Aim:
Look through the records that follow. Copy every line containing the word "ylabel".

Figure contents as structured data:

** BEGIN **

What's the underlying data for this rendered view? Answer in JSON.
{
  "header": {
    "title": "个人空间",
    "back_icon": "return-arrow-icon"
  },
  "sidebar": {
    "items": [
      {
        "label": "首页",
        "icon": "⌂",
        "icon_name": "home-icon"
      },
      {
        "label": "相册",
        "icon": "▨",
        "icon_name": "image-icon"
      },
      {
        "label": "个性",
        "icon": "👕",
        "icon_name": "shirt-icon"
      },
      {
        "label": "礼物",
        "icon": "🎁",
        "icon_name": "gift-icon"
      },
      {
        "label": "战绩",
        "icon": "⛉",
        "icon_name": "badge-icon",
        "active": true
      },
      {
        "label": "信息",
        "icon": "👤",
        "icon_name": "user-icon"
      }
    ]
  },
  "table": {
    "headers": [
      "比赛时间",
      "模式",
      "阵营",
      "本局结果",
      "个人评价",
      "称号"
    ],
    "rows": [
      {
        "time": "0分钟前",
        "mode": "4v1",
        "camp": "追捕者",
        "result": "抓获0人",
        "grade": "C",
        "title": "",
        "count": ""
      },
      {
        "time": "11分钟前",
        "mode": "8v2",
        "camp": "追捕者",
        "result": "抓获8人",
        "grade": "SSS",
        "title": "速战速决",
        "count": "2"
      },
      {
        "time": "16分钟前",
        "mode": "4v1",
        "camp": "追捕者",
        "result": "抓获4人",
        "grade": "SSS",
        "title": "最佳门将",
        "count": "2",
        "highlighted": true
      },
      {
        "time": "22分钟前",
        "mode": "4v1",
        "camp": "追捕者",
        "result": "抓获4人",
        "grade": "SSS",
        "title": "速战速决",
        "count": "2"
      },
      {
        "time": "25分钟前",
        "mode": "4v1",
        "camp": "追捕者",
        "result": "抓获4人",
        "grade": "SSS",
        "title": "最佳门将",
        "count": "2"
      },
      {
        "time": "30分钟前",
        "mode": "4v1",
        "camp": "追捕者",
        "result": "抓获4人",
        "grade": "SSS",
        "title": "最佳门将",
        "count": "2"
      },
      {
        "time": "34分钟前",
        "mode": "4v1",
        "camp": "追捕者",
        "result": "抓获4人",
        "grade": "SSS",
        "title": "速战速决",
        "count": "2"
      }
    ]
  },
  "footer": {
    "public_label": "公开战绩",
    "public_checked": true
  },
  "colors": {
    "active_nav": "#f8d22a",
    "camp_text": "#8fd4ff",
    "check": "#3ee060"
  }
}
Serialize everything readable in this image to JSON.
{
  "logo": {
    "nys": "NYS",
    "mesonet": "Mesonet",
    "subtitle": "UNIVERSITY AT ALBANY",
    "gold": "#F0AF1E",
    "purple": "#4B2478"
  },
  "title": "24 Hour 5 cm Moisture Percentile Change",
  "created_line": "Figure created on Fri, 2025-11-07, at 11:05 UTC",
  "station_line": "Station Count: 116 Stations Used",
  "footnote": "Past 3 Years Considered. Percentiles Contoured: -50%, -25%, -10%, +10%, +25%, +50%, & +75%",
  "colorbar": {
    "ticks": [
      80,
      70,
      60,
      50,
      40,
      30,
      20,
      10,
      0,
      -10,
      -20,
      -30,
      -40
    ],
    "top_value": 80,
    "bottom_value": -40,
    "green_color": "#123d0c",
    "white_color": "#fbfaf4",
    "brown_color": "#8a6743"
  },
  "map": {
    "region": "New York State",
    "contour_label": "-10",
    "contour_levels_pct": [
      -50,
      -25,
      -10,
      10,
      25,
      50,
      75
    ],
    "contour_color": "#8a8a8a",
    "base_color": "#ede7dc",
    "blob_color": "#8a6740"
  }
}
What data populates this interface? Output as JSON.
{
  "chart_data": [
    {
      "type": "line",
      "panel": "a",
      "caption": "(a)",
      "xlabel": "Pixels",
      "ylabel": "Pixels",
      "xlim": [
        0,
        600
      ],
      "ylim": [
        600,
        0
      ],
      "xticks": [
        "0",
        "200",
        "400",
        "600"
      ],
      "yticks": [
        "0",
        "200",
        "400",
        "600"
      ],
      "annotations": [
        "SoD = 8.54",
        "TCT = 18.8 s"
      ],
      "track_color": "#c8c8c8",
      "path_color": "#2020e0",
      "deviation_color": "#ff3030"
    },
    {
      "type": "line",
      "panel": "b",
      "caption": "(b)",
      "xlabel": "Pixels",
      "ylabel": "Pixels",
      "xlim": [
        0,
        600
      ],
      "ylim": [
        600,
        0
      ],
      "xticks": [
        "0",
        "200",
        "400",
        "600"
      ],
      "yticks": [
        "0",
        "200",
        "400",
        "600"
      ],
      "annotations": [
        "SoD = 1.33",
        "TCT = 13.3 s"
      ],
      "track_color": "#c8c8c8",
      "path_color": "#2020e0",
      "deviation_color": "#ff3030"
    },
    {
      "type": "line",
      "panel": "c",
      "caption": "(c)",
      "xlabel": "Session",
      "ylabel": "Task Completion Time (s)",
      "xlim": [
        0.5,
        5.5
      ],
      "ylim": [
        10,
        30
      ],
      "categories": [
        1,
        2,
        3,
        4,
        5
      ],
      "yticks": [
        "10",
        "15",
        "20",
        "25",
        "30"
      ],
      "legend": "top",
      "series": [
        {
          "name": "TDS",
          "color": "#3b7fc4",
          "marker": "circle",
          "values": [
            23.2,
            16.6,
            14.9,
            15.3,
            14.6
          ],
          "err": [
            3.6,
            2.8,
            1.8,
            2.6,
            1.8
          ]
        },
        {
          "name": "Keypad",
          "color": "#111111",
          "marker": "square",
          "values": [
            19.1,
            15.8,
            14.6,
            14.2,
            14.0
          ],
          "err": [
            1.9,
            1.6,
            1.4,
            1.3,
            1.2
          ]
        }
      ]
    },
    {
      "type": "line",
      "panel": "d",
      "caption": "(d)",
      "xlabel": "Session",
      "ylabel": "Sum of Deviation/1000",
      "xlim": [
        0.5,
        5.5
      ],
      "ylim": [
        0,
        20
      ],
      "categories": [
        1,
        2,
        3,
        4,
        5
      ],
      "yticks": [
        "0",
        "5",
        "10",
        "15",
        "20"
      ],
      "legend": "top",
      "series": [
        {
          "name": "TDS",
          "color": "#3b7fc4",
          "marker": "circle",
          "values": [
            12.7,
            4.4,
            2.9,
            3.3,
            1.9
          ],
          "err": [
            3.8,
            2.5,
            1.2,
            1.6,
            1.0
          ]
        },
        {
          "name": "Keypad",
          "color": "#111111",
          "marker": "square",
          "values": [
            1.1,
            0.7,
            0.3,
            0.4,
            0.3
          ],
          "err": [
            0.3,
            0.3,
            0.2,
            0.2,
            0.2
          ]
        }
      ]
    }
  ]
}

** END **

Response:
      "ylabel": "Pixels",
      "ylabel": "Pixels",
      "ylabel": "Task Completion Time (s)",
      "ylabel": "Sum of Deviation/1000",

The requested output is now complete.